**Task brief**
Copy, word for word, the data lines from the one containing "- verse-line: und" up to and including the one containing "- place-date: Trailfingen, im".
──────────
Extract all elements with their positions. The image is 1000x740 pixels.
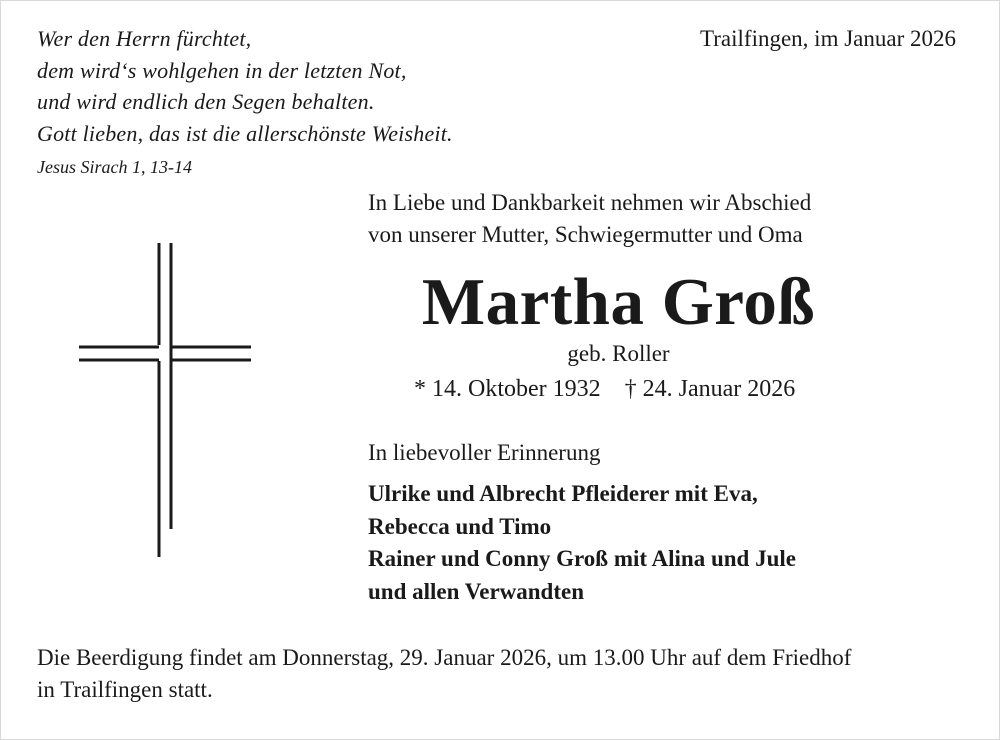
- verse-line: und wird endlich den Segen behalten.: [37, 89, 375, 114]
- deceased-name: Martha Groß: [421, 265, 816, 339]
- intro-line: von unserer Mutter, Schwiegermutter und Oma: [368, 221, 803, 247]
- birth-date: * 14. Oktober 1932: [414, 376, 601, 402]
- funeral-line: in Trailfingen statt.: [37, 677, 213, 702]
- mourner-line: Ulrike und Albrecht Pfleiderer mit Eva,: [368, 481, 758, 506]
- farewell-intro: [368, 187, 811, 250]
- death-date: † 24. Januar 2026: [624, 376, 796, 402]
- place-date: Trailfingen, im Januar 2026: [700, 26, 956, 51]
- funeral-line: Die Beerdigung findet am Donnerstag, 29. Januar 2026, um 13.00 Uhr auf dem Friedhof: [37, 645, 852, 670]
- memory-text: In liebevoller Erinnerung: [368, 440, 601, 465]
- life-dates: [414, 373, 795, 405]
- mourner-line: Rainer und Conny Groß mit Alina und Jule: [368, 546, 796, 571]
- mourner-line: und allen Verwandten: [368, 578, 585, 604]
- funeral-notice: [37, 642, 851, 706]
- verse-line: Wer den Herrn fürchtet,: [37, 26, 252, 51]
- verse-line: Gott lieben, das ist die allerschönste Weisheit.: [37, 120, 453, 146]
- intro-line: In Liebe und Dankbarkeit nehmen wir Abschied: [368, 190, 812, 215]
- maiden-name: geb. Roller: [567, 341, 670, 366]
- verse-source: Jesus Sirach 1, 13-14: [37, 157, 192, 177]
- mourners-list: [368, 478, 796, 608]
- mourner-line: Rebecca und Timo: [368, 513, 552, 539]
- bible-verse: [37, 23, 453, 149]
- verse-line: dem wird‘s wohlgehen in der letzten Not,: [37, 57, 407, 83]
──────────
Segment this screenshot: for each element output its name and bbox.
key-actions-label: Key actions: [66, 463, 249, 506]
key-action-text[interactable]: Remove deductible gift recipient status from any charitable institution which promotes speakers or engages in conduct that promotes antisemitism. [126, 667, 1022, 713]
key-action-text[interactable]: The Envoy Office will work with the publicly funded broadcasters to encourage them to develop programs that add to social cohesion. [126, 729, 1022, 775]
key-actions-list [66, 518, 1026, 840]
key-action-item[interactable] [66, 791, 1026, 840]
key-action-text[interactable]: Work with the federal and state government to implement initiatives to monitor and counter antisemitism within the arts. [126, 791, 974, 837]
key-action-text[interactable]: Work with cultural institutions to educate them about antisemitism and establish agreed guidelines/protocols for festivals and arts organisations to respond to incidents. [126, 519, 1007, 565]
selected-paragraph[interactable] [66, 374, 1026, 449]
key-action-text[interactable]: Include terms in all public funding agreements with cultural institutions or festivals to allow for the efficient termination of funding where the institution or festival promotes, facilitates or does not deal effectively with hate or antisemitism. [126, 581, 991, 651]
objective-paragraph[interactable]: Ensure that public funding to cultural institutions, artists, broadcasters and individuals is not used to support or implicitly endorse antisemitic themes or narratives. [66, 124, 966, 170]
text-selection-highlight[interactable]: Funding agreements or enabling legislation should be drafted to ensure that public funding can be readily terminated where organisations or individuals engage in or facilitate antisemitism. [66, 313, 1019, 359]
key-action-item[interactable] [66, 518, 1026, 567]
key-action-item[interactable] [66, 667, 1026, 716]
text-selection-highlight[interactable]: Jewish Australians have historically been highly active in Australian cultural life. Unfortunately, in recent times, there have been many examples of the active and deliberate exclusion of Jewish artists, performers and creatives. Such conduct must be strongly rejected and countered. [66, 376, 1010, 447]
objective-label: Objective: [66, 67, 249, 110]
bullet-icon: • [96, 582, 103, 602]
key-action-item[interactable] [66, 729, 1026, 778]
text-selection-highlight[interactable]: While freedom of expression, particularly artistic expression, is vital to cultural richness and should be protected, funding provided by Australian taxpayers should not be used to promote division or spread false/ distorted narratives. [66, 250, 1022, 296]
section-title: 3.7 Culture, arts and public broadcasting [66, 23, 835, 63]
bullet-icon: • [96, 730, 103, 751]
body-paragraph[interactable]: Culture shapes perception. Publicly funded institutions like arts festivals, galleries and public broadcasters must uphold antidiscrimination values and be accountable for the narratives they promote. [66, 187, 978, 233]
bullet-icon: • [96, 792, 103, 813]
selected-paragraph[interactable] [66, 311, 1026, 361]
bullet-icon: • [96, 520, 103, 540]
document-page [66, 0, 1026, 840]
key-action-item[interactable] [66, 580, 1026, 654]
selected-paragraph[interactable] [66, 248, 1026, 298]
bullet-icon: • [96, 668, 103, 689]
──────────
**Reply**
- verse-line: und wird endlich den Segen behalten.: [37, 89, 375, 114]
- deceased-name: Martha Groß: [421, 265, 816, 339]
- intro-line: von unserer Mutter, Schwiegermutter und Oma: [368, 221, 803, 247]
- birth-date: * 14. Oktober 1932: [414, 376, 601, 402]
- funeral-line: in Trailfingen statt.: [37, 677, 213, 702]
- mourner-line: Ulrike und Albrecht Pfleiderer mit Eva,: [368, 481, 758, 506]
- farewell-intro: [368, 187, 811, 250]
- death-date: † 24. Januar 2026: [624, 376, 796, 402]
- place-date: Trailfingen, im Januar 2026: [700, 26, 956, 51]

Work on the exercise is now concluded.